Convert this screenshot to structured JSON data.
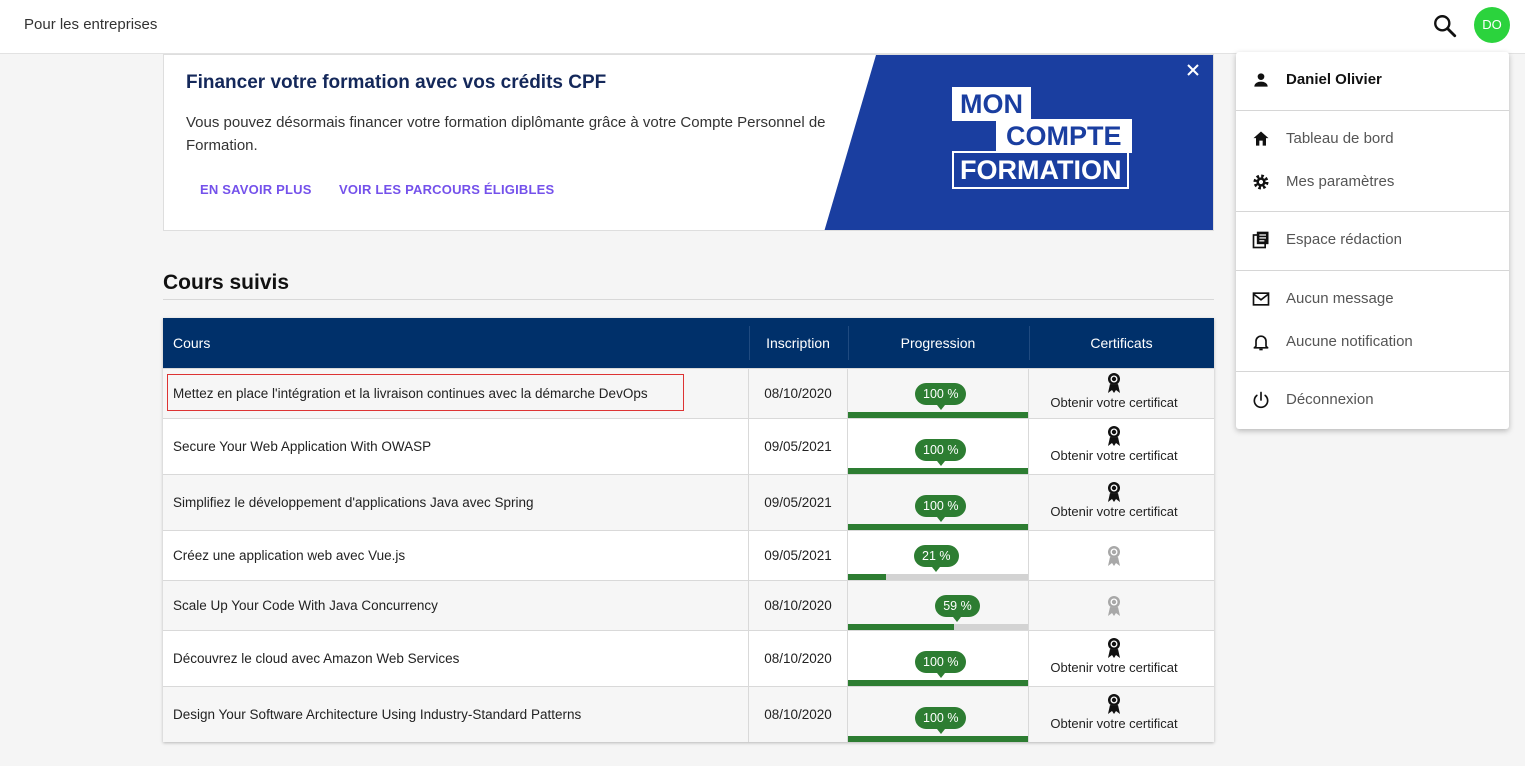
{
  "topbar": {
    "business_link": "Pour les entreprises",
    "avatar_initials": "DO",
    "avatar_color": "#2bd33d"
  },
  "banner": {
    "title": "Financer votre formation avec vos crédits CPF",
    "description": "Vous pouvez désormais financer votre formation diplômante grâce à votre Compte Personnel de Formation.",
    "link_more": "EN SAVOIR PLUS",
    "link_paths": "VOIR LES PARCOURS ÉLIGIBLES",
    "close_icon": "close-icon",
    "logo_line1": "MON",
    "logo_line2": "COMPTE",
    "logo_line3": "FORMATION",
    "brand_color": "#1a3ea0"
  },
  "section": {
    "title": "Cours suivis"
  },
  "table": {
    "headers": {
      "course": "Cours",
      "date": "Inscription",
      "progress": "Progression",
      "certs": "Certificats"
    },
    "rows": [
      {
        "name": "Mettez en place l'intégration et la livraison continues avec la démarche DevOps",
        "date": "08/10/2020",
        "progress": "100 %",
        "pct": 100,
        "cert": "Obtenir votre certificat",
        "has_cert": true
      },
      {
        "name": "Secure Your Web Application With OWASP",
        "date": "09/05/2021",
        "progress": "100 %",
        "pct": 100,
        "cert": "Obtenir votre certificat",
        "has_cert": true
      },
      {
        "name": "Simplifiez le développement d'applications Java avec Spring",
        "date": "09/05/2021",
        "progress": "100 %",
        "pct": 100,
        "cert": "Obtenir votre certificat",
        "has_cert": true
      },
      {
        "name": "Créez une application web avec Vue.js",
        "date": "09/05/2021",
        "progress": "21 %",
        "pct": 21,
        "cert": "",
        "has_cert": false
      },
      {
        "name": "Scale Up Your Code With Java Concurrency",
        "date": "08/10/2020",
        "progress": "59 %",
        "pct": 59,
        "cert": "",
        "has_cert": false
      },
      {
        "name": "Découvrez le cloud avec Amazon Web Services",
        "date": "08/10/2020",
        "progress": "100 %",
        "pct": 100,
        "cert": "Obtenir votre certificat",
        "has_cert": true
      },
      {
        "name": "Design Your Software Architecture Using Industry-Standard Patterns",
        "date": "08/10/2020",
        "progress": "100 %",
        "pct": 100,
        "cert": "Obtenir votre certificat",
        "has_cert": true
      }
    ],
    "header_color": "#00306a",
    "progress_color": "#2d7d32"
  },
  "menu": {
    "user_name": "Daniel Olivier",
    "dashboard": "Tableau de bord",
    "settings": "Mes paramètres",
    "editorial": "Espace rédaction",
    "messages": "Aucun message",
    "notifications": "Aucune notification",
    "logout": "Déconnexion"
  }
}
○ ○ ○ ○ ○
» **Task directions**
Where a line above contains the string "title", copy that line.

» **Task solution**
    "title": "Financer votre formation avec vos crédits CPF",
    "title": "Cours suivis"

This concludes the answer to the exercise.